YOUR TASK
Rewrite the listing below with every "award-icon" changed to "gift-icon" and all other text left as it is.

PROVIDED ENTRIES
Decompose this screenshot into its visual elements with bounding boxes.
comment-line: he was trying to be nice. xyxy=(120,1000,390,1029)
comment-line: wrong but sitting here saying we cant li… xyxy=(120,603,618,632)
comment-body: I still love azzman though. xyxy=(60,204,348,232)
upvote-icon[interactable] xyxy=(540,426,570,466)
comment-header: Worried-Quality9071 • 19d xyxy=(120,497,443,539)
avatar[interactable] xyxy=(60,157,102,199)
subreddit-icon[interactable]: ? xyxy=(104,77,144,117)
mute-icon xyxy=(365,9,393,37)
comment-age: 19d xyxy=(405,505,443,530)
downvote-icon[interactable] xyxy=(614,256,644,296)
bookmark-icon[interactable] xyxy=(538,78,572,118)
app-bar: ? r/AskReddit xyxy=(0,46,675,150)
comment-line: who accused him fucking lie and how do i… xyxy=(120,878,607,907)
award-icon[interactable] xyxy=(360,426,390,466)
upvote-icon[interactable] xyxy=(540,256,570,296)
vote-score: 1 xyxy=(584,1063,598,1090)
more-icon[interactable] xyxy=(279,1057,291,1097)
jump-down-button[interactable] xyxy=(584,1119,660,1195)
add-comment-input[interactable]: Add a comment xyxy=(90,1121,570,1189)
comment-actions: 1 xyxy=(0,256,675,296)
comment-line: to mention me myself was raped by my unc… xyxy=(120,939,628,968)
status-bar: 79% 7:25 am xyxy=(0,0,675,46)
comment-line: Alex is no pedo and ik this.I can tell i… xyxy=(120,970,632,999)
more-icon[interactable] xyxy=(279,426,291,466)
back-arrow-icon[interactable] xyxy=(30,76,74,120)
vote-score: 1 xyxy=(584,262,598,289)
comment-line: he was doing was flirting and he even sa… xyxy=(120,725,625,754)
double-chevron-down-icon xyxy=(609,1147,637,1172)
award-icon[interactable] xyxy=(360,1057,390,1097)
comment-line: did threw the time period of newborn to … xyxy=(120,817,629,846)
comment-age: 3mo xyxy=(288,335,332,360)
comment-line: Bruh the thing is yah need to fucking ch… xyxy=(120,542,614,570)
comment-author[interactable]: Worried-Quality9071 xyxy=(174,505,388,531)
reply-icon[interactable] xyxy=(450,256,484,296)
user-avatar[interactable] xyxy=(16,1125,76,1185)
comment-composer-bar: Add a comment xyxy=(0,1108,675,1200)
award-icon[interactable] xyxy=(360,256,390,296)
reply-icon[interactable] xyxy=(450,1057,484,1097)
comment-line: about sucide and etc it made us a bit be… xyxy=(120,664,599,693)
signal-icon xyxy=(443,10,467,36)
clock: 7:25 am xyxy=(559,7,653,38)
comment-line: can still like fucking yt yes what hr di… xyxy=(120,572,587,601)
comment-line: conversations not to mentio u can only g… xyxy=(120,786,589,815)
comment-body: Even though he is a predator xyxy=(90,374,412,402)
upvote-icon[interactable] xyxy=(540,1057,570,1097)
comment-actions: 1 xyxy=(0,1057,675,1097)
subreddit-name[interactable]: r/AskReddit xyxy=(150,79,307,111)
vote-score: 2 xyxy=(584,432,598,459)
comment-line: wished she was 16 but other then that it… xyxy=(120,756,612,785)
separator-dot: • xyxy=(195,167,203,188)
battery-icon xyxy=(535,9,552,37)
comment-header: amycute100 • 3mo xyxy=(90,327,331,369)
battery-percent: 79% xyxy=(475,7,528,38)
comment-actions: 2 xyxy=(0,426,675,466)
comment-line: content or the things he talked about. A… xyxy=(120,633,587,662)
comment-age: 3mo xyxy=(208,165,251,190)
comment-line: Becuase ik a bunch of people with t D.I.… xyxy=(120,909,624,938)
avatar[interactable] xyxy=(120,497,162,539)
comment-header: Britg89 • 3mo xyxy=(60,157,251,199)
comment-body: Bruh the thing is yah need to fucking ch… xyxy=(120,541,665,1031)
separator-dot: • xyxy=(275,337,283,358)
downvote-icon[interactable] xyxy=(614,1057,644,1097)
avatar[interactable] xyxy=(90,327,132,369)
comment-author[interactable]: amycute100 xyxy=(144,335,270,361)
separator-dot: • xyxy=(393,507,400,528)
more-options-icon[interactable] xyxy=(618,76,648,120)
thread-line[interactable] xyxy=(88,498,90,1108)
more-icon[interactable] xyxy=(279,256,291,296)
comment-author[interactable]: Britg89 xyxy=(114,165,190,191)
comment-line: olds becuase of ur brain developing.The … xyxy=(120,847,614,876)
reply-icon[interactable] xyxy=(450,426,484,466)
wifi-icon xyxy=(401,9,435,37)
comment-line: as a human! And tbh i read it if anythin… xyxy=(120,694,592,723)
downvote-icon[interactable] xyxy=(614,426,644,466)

EXERCISE OUTPUT
Decompose this screenshot into its visual elements with bounding boxes.
comment-line: he was trying to be nice. xyxy=(120,1000,390,1029)
comment-line: wrong but sitting here saying we cant li… xyxy=(120,603,618,632)
comment-body: I still love azzman though. xyxy=(60,204,348,232)
upvote-icon[interactable] xyxy=(540,426,570,466)
comment-header: Worried-Quality9071 • 19d xyxy=(120,497,443,539)
avatar[interactable] xyxy=(60,157,102,199)
subreddit-icon[interactable]: ? xyxy=(104,77,144,117)
mute-icon xyxy=(365,9,393,37)
comment-age: 19d xyxy=(405,505,443,530)
downvote-icon[interactable] xyxy=(614,256,644,296)
bookmark-icon[interactable] xyxy=(538,78,572,118)
app-bar: ? r/AskReddit xyxy=(0,46,675,150)
comment-line: who accused him fucking lie and how do i… xyxy=(120,878,607,907)
gift-icon[interactable] xyxy=(360,426,390,466)
upvote-icon[interactable] xyxy=(540,256,570,296)
vote-score: 1 xyxy=(584,1063,598,1090)
more-icon[interactable] xyxy=(279,1057,291,1097)
jump-down-button[interactable] xyxy=(584,1119,660,1195)
add-comment-input[interactable]: Add a comment xyxy=(90,1121,570,1189)
comment-actions: 1 xyxy=(0,256,675,296)
comment-line: to mention me myself was raped by my unc… xyxy=(120,939,628,968)
status-bar: 79% 7:25 am xyxy=(0,0,675,46)
comment-line: Alex is no pedo and ik this.I can tell i… xyxy=(120,970,632,999)
more-icon[interactable] xyxy=(279,426,291,466)
back-arrow-icon[interactable] xyxy=(30,76,74,120)
vote-score: 1 xyxy=(584,262,598,289)
comment-line: he was doing was flirting and he even sa… xyxy=(120,725,625,754)
double-chevron-down-icon xyxy=(609,1147,637,1172)
gift-icon[interactable] xyxy=(360,1057,390,1097)
comment-line: did threw the time period of newborn to … xyxy=(120,817,629,846)
comment-age: 3mo xyxy=(288,335,332,360)
comment-line: Bruh the thing is yah need to fucking ch… xyxy=(120,542,614,570)
comment-author[interactable]: Worried-Quality9071 xyxy=(174,505,388,531)
reply-icon[interactable] xyxy=(450,256,484,296)
user-avatar[interactable] xyxy=(16,1125,76,1185)
comment-composer-bar: Add a comment xyxy=(0,1108,675,1200)
gift-icon[interactable] xyxy=(360,256,390,296)
reply-icon[interactable] xyxy=(450,1057,484,1097)
comment-line: about sucide and etc it made us a bit be… xyxy=(120,664,599,693)
signal-icon xyxy=(443,10,467,36)
clock: 7:25 am xyxy=(559,7,653,38)
comment-line: can still like fucking yt yes what hr di… xyxy=(120,572,587,601)
comment-line: conversations not to mentio u can only g… xyxy=(120,786,589,815)
comment-body: Even though he is a predator xyxy=(90,374,412,402)
upvote-icon[interactable] xyxy=(540,1057,570,1097)
comment-actions: 1 xyxy=(0,1057,675,1097)
subreddit-name[interactable]: r/AskReddit xyxy=(150,79,307,111)
vote-score: 2 xyxy=(584,432,598,459)
comment-line: wished she was 16 but other then that it… xyxy=(120,756,612,785)
separator-dot: • xyxy=(195,167,203,188)
battery-icon xyxy=(535,9,552,37)
comment-header: amycute100 • 3mo xyxy=(90,327,331,369)
battery-percent: 79% xyxy=(475,7,528,38)
comment-actions: 2 xyxy=(0,426,675,466)
comment-line: content or the things he talked about. A… xyxy=(120,633,587,662)
comment-age: 3mo xyxy=(208,165,251,190)
comment-line: Becuase ik a bunch of people with t D.I.… xyxy=(120,909,624,938)
avatar[interactable] xyxy=(120,497,162,539)
comment-header: Britg89 • 3mo xyxy=(60,157,251,199)
comment-body: Bruh the thing is yah need to fucking ch… xyxy=(120,541,665,1031)
separator-dot: • xyxy=(275,337,283,358)
downvote-icon[interactable] xyxy=(614,1057,644,1097)
avatar[interactable] xyxy=(90,327,132,369)
comment-author[interactable]: amycute100 xyxy=(144,335,270,361)
separator-dot: • xyxy=(393,507,400,528)
more-options-icon[interactable] xyxy=(618,76,648,120)
thread-line[interactable] xyxy=(88,498,90,1108)
more-icon[interactable] xyxy=(279,256,291,296)
comment-author[interactable]: Britg89 xyxy=(114,165,190,191)
comment-line: olds becuase of ur brain developing.The … xyxy=(120,847,614,876)
reply-icon[interactable] xyxy=(450,426,484,466)
wifi-icon xyxy=(401,9,435,37)
comment-line: as a human! And tbh i read it if anythin… xyxy=(120,694,592,723)
downvote-icon[interactable] xyxy=(614,426,644,466)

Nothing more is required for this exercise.